_WHAT YOU ARE ASKED TO DO_.
Exactly as written, please set down all of the entries again, with no pictures.
## Begin GIVEN ENTRIES
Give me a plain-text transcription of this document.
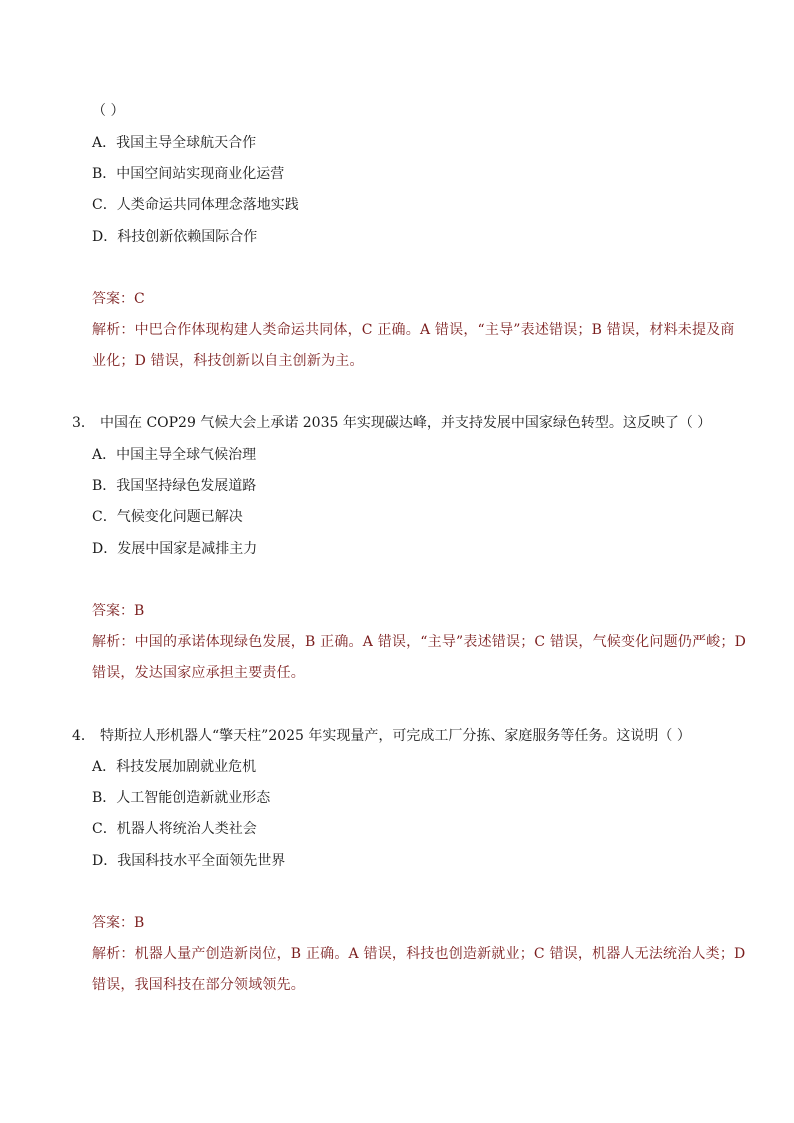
（ ）
A．我国主导全球航天合作
B．中国空间站实现商业化运营
C．人类命运共同体理念落地实践
D．科技创新依赖国际合作
答案：C
解析：中巴合作体现构建人类命运共同体，C 正确。A 错误，“主导”表述错误；B 错误，材料未提及商
业化；D 错误，科技创新以自主创新为主。
3． 中国在 COP29 气候大会上承诺 2035 年实现碳达峰，并支持发展中国家绿色转型。这反映了（ ）
A．中国主导全球气候治理
B．我国坚持绿色发展道路
C．气候变化问题已解决
D．发展中国家是减排主力
答案：B
解析：中国的承诺体现绿色发展，B 正确。A 错误，“主导”表述错误；C 错误，气候变化问题仍严峻；D
错误，发达国家应承担主要责任。
4． 特斯拉人形机器人“擎天柱”2025 年实现量产，可完成工厂分拣、家庭服务等任务。这说明（ ）
A．科技发展加剧就业危机
B．人工智能创造新就业形态
C．机器人将统治人类社会
D．我国科技水平全面领先世界
答案：B
解析：机器人量产创造新岗位，B 正确。A 错误，科技也创造新就业；C 错误，机器人无法统治人类；D
错误，我国科技在部分领域领先。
## End GIVEN ENTRIES
_WRITTEN RESPONSE_.
Give me a plain-text transcription of this document.
（ ）
A．我国主导全球航天合作
B．中国空间站实现商业化运营
C．人类命运共同体理念落地实践
D．科技创新依赖国际合作
答案：C
解析：中巴合作体现构建人类命运共同体，C 正确。A 错误，“主导”表述错误；B 错误，材料未提及商
业化；D 错误，科技创新以自主创新为主。
3． 中国在 COP29 气候大会上承诺 2035 年实现碳达峰，并支持发展中国家绿色转型。这反映了（ ）
A．中国主导全球气候治理
B．我国坚持绿色发展道路
C．气候变化问题已解决
D．发展中国家是减排主力
答案：B
解析：中国的承诺体现绿色发展，B 正确。A 错误，“主导”表述错误；C 错误，气候变化问题仍严峻；D
错误，发达国家应承担主要责任。
4． 特斯拉人形机器人“擎天柱”2025 年实现量产，可完成工厂分拣、家庭服务等任务。这说明（ ）
A．科技发展加剧就业危机
B．人工智能创造新就业形态
C．机器人将统治人类社会
D．我国科技水平全面领先世界
答案：B
解析：机器人量产创造新岗位，B 正确。A 错误，科技也创造新就业；C 错误，机器人无法统治人类；D
错误，我国科技在部分领域领先。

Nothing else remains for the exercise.